### Layout dataset entries
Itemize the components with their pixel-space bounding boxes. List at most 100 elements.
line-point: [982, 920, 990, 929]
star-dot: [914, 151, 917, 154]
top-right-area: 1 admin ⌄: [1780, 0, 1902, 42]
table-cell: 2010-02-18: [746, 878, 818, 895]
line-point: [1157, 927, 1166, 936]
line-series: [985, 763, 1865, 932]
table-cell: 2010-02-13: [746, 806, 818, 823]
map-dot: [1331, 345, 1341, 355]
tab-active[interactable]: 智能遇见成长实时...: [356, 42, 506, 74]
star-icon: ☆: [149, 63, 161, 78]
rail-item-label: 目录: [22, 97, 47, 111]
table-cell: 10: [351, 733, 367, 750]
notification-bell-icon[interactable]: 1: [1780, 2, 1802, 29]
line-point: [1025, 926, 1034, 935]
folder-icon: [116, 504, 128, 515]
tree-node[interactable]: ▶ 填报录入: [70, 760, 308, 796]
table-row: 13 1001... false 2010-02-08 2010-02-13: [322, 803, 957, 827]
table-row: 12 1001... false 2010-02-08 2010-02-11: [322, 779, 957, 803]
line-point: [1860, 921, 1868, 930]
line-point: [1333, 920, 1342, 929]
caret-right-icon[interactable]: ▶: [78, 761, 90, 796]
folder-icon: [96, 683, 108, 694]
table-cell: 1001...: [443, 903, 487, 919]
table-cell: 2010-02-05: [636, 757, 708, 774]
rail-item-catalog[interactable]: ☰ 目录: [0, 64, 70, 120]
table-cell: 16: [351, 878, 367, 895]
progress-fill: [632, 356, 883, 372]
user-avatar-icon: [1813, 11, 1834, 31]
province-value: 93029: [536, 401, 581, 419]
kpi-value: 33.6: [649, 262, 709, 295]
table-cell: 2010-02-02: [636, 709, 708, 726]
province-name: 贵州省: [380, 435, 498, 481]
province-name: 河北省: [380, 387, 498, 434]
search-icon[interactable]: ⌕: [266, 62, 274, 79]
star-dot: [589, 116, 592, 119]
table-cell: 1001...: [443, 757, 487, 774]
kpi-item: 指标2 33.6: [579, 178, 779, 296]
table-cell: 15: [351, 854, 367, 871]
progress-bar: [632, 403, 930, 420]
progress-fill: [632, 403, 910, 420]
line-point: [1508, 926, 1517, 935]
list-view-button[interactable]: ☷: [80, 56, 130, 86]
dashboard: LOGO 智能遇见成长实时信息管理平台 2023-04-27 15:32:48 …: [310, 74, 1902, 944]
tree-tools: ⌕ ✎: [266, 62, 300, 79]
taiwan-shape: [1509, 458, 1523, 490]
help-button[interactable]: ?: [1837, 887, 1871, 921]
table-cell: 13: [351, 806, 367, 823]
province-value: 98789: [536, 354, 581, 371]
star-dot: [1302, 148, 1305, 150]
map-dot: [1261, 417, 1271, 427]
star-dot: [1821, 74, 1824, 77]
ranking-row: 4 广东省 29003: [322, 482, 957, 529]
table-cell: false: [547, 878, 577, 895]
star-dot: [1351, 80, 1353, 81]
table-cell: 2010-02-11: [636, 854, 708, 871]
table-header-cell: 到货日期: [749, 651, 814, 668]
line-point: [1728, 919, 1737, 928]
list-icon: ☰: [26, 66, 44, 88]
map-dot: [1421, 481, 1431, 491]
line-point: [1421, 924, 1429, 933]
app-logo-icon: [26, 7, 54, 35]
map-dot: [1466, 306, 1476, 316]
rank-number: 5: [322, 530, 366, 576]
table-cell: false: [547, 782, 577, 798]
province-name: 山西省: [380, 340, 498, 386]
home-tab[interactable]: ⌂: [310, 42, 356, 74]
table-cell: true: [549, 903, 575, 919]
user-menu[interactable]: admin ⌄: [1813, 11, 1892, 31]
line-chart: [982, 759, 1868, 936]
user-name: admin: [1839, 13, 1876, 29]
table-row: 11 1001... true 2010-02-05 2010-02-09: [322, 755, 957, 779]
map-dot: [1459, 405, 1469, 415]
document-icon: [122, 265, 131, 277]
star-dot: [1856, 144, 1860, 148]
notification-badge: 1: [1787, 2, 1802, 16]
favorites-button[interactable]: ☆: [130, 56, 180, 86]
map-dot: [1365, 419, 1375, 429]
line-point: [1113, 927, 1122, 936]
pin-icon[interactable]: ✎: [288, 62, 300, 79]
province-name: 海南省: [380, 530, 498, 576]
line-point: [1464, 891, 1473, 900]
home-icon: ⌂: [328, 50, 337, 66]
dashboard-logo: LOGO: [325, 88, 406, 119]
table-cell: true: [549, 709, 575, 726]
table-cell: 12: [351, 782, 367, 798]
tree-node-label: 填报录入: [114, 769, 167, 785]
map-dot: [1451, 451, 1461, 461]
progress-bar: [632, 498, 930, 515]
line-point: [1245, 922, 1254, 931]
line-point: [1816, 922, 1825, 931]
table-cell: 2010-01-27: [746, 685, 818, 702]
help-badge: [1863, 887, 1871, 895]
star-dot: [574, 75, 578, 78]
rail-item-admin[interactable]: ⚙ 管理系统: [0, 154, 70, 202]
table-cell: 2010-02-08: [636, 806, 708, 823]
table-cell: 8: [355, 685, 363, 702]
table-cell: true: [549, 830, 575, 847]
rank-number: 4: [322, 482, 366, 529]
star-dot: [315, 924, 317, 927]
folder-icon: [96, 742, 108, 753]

### WHAT YOU SHOULD DO
Update the items from the very start through the line containing "star-dot: [1351, 80, 1353, 81]", rewriting those lines with "line-point" changed to "plot-point" and everything else kept the same.

### TASK ANSWER
Itemize the components with their pixel-space bounding boxes. List at most 100 elements.
plot-point: [982, 920, 990, 929]
star-dot: [914, 151, 917, 154]
top-right-area: 1 admin ⌄: [1780, 0, 1902, 42]
table-cell: 2010-02-18: [746, 878, 818, 895]
plot-point: [1157, 927, 1166, 936]
line-series: [985, 763, 1865, 932]
table-cell: 2010-02-13: [746, 806, 818, 823]
map-dot: [1331, 345, 1341, 355]
tab-active[interactable]: 智能遇见成长实时...: [356, 42, 506, 74]
star-icon: ☆: [149, 63, 161, 78]
rail-item-label: 目录: [22, 97, 47, 111]
table-cell: 10: [351, 733, 367, 750]
notification-bell-icon[interactable]: 1: [1780, 2, 1802, 29]
plot-point: [1025, 926, 1034, 935]
folder-icon: [116, 504, 128, 515]
tree-node[interactable]: ▶ 填报录入: [70, 760, 308, 796]
table-row: 13 1001... false 2010-02-08 2010-02-13: [322, 803, 957, 827]
table-row: 12 1001... false 2010-02-08 2010-02-11: [322, 779, 957, 803]
plot-point: [1860, 921, 1868, 930]
plot-point: [1333, 920, 1342, 929]
caret-right-icon[interactable]: ▶: [78, 761, 90, 796]
folder-icon: [96, 683, 108, 694]
table-cell: 1001...: [443, 903, 487, 919]
table-cell: 2010-02-05: [636, 757, 708, 774]
rail-item-catalog[interactable]: ☰ 目录: [0, 64, 70, 120]
table-cell: 16: [351, 878, 367, 895]
progress-fill: [632, 356, 883, 372]
user-avatar-icon: [1813, 11, 1834, 31]
province-value: 93029: [536, 401, 581, 419]
kpi-value: 33.6: [649, 262, 709, 295]
table-cell: 2010-02-02: [636, 709, 708, 726]
province-name: 贵州省: [380, 435, 498, 481]
province-name: 河北省: [380, 387, 498, 434]
search-icon[interactable]: ⌕: [266, 62, 274, 79]
star-dot: [589, 116, 592, 119]
table-cell: 1001...: [443, 757, 487, 774]
kpi-item: 指标2 33.6: [579, 178, 779, 296]
table-cell: 15: [351, 854, 367, 871]
progress-bar: [632, 403, 930, 420]
progress-fill: [632, 403, 910, 420]
plot-point: [1508, 926, 1517, 935]
list-view-button[interactable]: ☷: [80, 56, 130, 86]
dashboard: LOGO 智能遇见成长实时信息管理平台 2023-04-27 15:32:48 …: [310, 74, 1902, 944]
tree-tools: ⌕ ✎: [266, 62, 300, 79]
taiwan-shape: [1509, 458, 1523, 490]
help-button[interactable]: ?: [1837, 887, 1871, 921]
table-cell: 13: [351, 806, 367, 823]
province-value: 98789: [536, 354, 581, 371]
star-dot: [1302, 148, 1305, 150]
map-dot: [1261, 417, 1271, 427]
star-dot: [1821, 74, 1824, 77]
ranking-row: 4 广东省 29003: [322, 482, 957, 529]
table-cell: false: [547, 878, 577, 895]
star-dot: [1351, 80, 1353, 81]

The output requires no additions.